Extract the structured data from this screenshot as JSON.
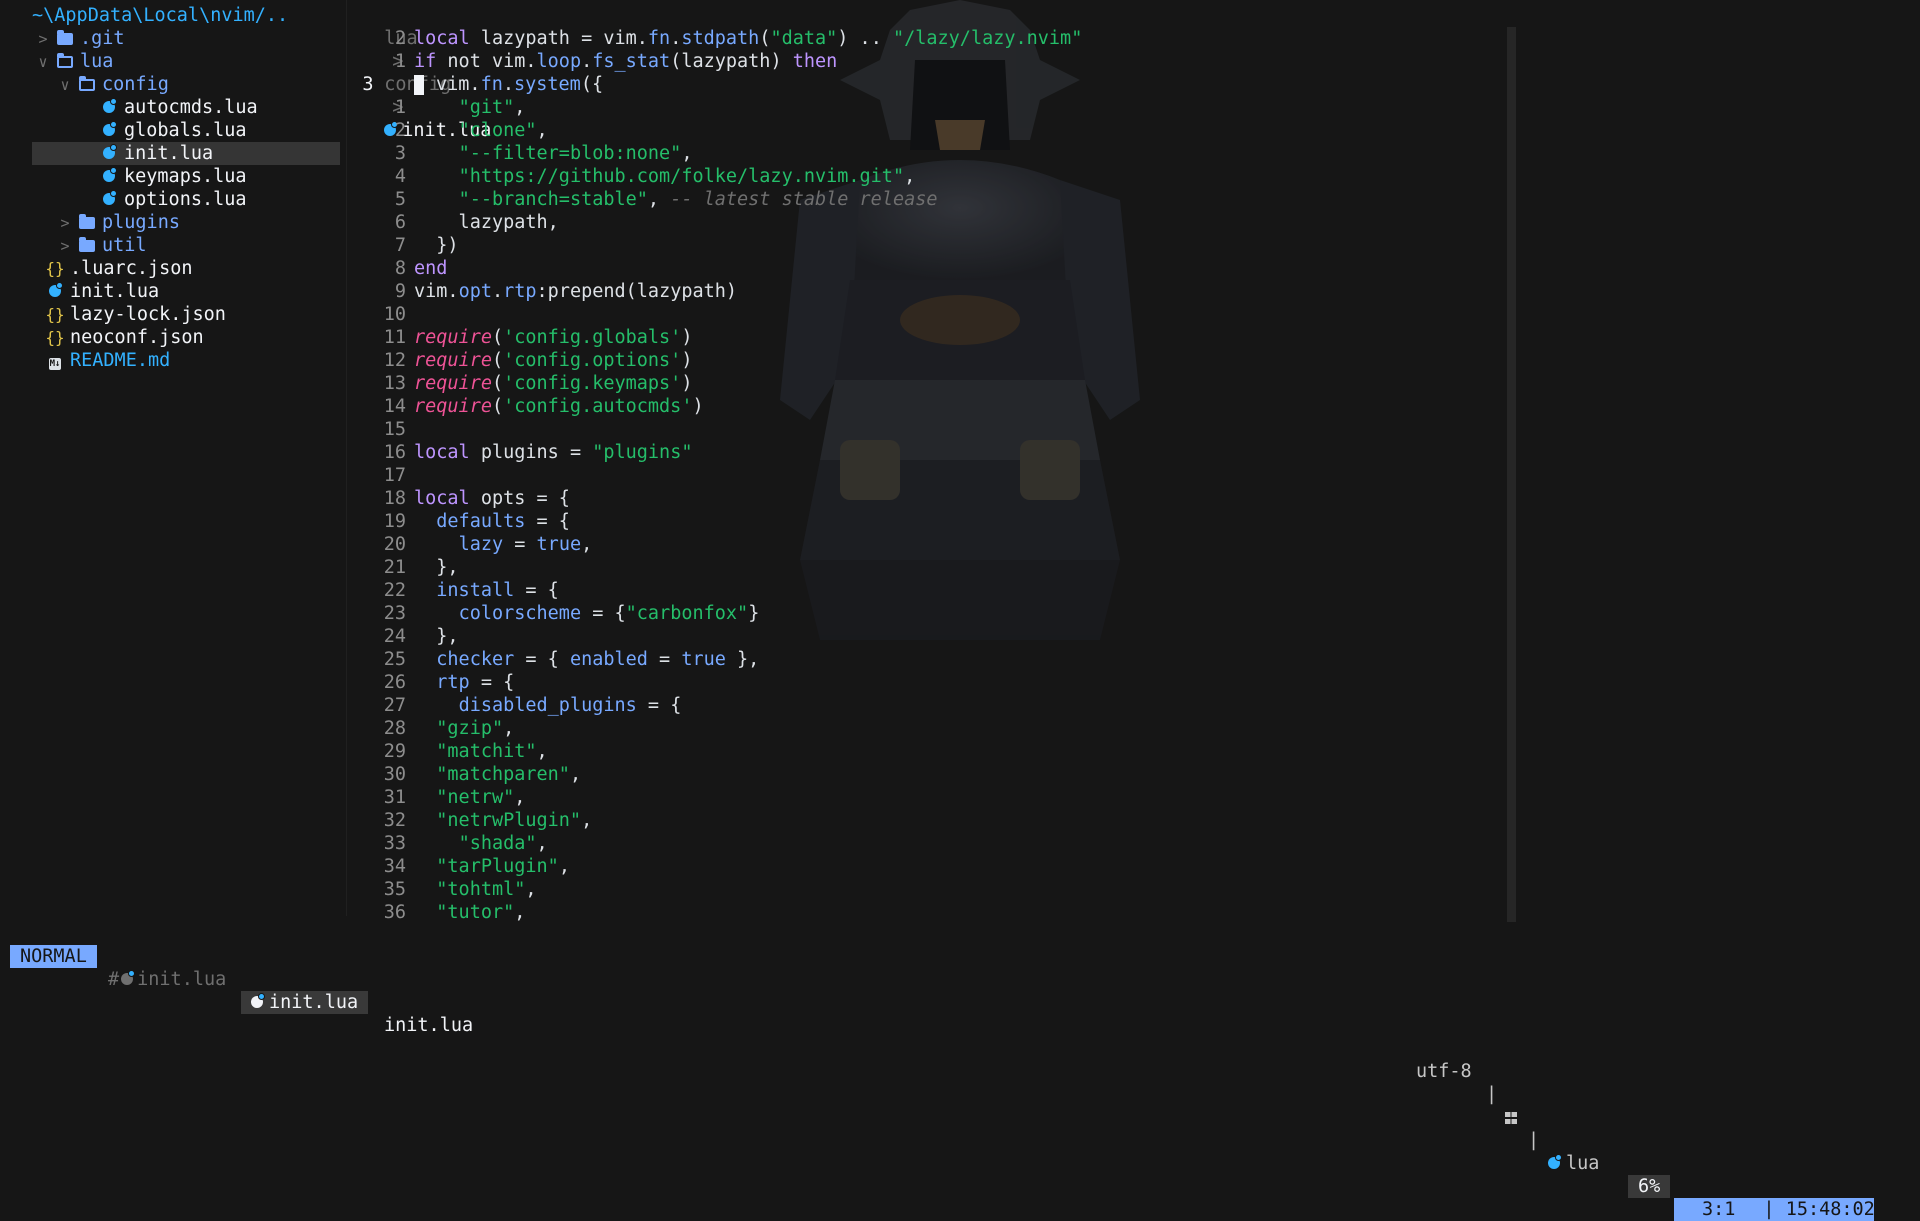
{
  "tree": {
    "root": "~\\AppData\\Local\\nvim/..",
    "items": [
      {
        "name": ".git",
        "kind": "dir",
        "depth": 0,
        "open": false,
        "icon": "folder-icon"
      },
      {
        "name": "lua",
        "kind": "dir",
        "depth": 0,
        "open": true,
        "icon": "folder-open-icon"
      },
      {
        "name": "config",
        "kind": "dir",
        "depth": 1,
        "open": true,
        "icon": "folder-open-icon"
      },
      {
        "name": "autocmds.lua",
        "kind": "lua",
        "depth": 2,
        "icon": "lua-icon"
      },
      {
        "name": "globals.lua",
        "kind": "lua",
        "depth": 2,
        "icon": "lua-icon"
      },
      {
        "name": "init.lua",
        "kind": "lua",
        "depth": 2,
        "icon": "lua-icon",
        "selected": true
      },
      {
        "name": "keymaps.lua",
        "kind": "lua",
        "depth": 2,
        "icon": "lua-icon"
      },
      {
        "name": "options.lua",
        "kind": "lua",
        "depth": 2,
        "icon": "lua-icon"
      },
      {
        "name": "plugins",
        "kind": "dir",
        "depth": 1,
        "open": false,
        "icon": "folder-icon"
      },
      {
        "name": "util",
        "kind": "dir",
        "depth": 1,
        "open": false,
        "icon": "folder-icon"
      },
      {
        "name": ".luarc.json",
        "kind": "json",
        "depth": 0,
        "icon": "json-icon"
      },
      {
        "name": "init.lua",
        "kind": "lua",
        "depth": 0,
        "icon": "lua-icon"
      },
      {
        "name": "lazy-lock.json",
        "kind": "json",
        "depth": 0,
        "icon": "json-icon"
      },
      {
        "name": "neoconf.json",
        "kind": "json",
        "depth": 0,
        "icon": "json-icon"
      },
      {
        "name": "README.md",
        "kind": "md",
        "depth": 0,
        "icon": "markdown-icon"
      }
    ]
  },
  "winbar": {
    "parts": [
      "lua",
      "config"
    ],
    "separator": ">",
    "file": "init.lua"
  },
  "code": [
    {
      "n": "2",
      "tokens": [
        [
          "kw",
          "local"
        ],
        [
          "src",
          " lazypath = vim."
        ],
        [
          "fld",
          "fn"
        ],
        [
          "src",
          "."
        ],
        [
          "fld",
          "stdpath"
        ],
        [
          "src",
          "("
        ],
        [
          "str",
          "\"data\""
        ],
        [
          "src",
          ") .. "
        ],
        [
          "str",
          "\"/lazy/lazy.nvim\""
        ]
      ]
    },
    {
      "n": "1",
      "tokens": [
        [
          "kw",
          "if"
        ],
        [
          "src",
          " not vim."
        ],
        [
          "fld",
          "loop"
        ],
        [
          "src",
          "."
        ],
        [
          "fld",
          "fs_stat"
        ],
        [
          "src",
          "(lazypath) "
        ],
        [
          "kw",
          "then"
        ]
      ]
    },
    {
      "n": "3",
      "cur": true,
      "tokens": [
        [
          "src",
          "vim."
        ],
        [
          "fld",
          "fn"
        ],
        [
          "src",
          "."
        ],
        [
          "fld",
          "system"
        ],
        [
          "src",
          "({"
        ]
      ]
    },
    {
      "n": "1",
      "tokens": [
        [
          "src",
          "    "
        ],
        [
          "str",
          "\"git\""
        ],
        [
          "src",
          ","
        ]
      ]
    },
    {
      "n": "2",
      "tokens": [
        [
          "src",
          "    "
        ],
        [
          "str",
          "\"clone\""
        ],
        [
          "src",
          ","
        ]
      ]
    },
    {
      "n": "3",
      "tokens": [
        [
          "src",
          "    "
        ],
        [
          "str",
          "\"--filter=blob:none\""
        ],
        [
          "src",
          ","
        ]
      ]
    },
    {
      "n": "4",
      "tokens": [
        [
          "src",
          "    "
        ],
        [
          "str",
          "\"https://github.com/folke/lazy.nvim.git\""
        ],
        [
          "src",
          ","
        ]
      ]
    },
    {
      "n": "5",
      "tokens": [
        [
          "src",
          "    "
        ],
        [
          "str",
          "\"--branch=stable\""
        ],
        [
          "src",
          ", "
        ],
        [
          "cmt",
          "-- latest stable release"
        ]
      ]
    },
    {
      "n": "6",
      "tokens": [
        [
          "src",
          "    lazypath,"
        ]
      ]
    },
    {
      "n": "7",
      "tokens": [
        [
          "src",
          "  })"
        ]
      ]
    },
    {
      "n": "8",
      "tokens": [
        [
          "kw",
          "end"
        ]
      ]
    },
    {
      "n": "9",
      "tokens": [
        [
          "src",
          "vim."
        ],
        [
          "fld",
          "opt"
        ],
        [
          "src",
          "."
        ],
        [
          "fld",
          "rtp"
        ],
        [
          "src",
          ":prepend(lazypath)"
        ]
      ]
    },
    {
      "n": "10",
      "tokens": []
    },
    {
      "n": "11",
      "tokens": [
        [
          "req",
          "require"
        ],
        [
          "src",
          "("
        ],
        [
          "str",
          "'config.globals'"
        ],
        [
          "src",
          ")"
        ]
      ]
    },
    {
      "n": "12",
      "tokens": [
        [
          "req",
          "require"
        ],
        [
          "src",
          "("
        ],
        [
          "str",
          "'config.options'"
        ],
        [
          "src",
          ")"
        ]
      ]
    },
    {
      "n": "13",
      "tokens": [
        [
          "req",
          "require"
        ],
        [
          "src",
          "("
        ],
        [
          "str",
          "'config.keymaps'"
        ],
        [
          "src",
          ")"
        ]
      ]
    },
    {
      "n": "14",
      "tokens": [
        [
          "req",
          "require"
        ],
        [
          "src",
          "("
        ],
        [
          "str",
          "'config.autocmds'"
        ],
        [
          "src",
          ")"
        ]
      ]
    },
    {
      "n": "15",
      "tokens": []
    },
    {
      "n": "16",
      "tokens": [
        [
          "kw",
          "local"
        ],
        [
          "src",
          " plugins = "
        ],
        [
          "str",
          "\"plugins\""
        ]
      ]
    },
    {
      "n": "17",
      "tokens": []
    },
    {
      "n": "18",
      "tokens": [
        [
          "kw",
          "local"
        ],
        [
          "src",
          " opts = {"
        ]
      ]
    },
    {
      "n": "19",
      "tokens": [
        [
          "src",
          "  "
        ],
        [
          "fld",
          "defaults"
        ],
        [
          "src",
          " = {"
        ]
      ]
    },
    {
      "n": "20",
      "tokens": [
        [
          "src",
          "    "
        ],
        [
          "fld",
          "lazy"
        ],
        [
          "src",
          " = "
        ],
        [
          "bool",
          "true"
        ],
        [
          "src",
          ","
        ]
      ]
    },
    {
      "n": "21",
      "tokens": [
        [
          "src",
          "  },"
        ]
      ]
    },
    {
      "n": "22",
      "tokens": [
        [
          "src",
          "  "
        ],
        [
          "fld",
          "install"
        ],
        [
          "src",
          " = {"
        ]
      ]
    },
    {
      "n": "23",
      "tokens": [
        [
          "src",
          "    "
        ],
        [
          "fld",
          "colorscheme"
        ],
        [
          "src",
          " = {"
        ],
        [
          "str",
          "\"carbonfox\""
        ],
        [
          "src",
          "}"
        ]
      ]
    },
    {
      "n": "24",
      "tokens": [
        [
          "src",
          "  },"
        ]
      ]
    },
    {
      "n": "25",
      "tokens": [
        [
          "src",
          "  "
        ],
        [
          "fld",
          "checker"
        ],
        [
          "src",
          " = { "
        ],
        [
          "fld",
          "enabled"
        ],
        [
          "src",
          " = "
        ],
        [
          "bool",
          "true"
        ],
        [
          "src",
          " },"
        ]
      ]
    },
    {
      "n": "26",
      "tokens": [
        [
          "src",
          "  "
        ],
        [
          "fld",
          "rtp"
        ],
        [
          "src",
          " = {"
        ]
      ]
    },
    {
      "n": "27",
      "tokens": [
        [
          "src",
          "    "
        ],
        [
          "fld",
          "disabled_plugins"
        ],
        [
          "src",
          " = {"
        ]
      ]
    },
    {
      "n": "28",
      "tokens": [
        [
          "src",
          "  "
        ],
        [
          "str",
          "\"gzip\""
        ],
        [
          "src",
          ","
        ]
      ]
    },
    {
      "n": "29",
      "tokens": [
        [
          "src",
          "  "
        ],
        [
          "str",
          "\"matchit\""
        ],
        [
          "src",
          ","
        ]
      ]
    },
    {
      "n": "30",
      "tokens": [
        [
          "src",
          "  "
        ],
        [
          "str",
          "\"matchparen\""
        ],
        [
          "src",
          ","
        ]
      ]
    },
    {
      "n": "31",
      "tokens": [
        [
          "src",
          "  "
        ],
        [
          "str",
          "\"netrw\""
        ],
        [
          "src",
          ","
        ]
      ]
    },
    {
      "n": "32",
      "tokens": [
        [
          "src",
          "  "
        ],
        [
          "str",
          "\"netrwPlugin\""
        ],
        [
          "src",
          ","
        ]
      ]
    },
    {
      "n": "33",
      "tokens": [
        [
          "src",
          "    "
        ],
        [
          "str",
          "\"shada\""
        ],
        [
          "src",
          ","
        ]
      ]
    },
    {
      "n": "34",
      "tokens": [
        [
          "src",
          "  "
        ],
        [
          "str",
          "\"tarPlugin\""
        ],
        [
          "src",
          ","
        ]
      ]
    },
    {
      "n": "35",
      "tokens": [
        [
          "src",
          "  "
        ],
        [
          "str",
          "\"tohtml\""
        ],
        [
          "src",
          ","
        ]
      ]
    },
    {
      "n": "36",
      "tokens": [
        [
          "src",
          "  "
        ],
        [
          "str",
          "\"tutor\""
        ],
        [
          "src",
          ","
        ]
      ]
    }
  ],
  "statusline": {
    "mode": "NORMAL",
    "buffers": [
      {
        "label": "init.lua",
        "prefix": "#",
        "state": "alternate"
      },
      {
        "label": "init.lua",
        "state": "current"
      }
    ],
    "filename": "init.lua",
    "encoding": "utf-8",
    "sep": "|",
    "os_icon": "windows-icon",
    "filetype": "lua",
    "percent": "6%",
    "position": "3:1",
    "time": "| 15:48:02"
  },
  "colors": {
    "background": "#161616",
    "accent": "#78a9ff",
    "string": "#25be6a",
    "keyword": "#be95ff",
    "require": "#ee5396",
    "lua_icon": "#33b1ff",
    "json_icon": "#e2c54a"
  }
}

____________________

- **Task instructions**:
Collect each line above holding the string "config".

- **Output of the exercise**:
        "name": "config",
      "config"
          "'config.globals'"
          "'config.options'"
          "'config.keymaps'"
          "'config.autocmds'"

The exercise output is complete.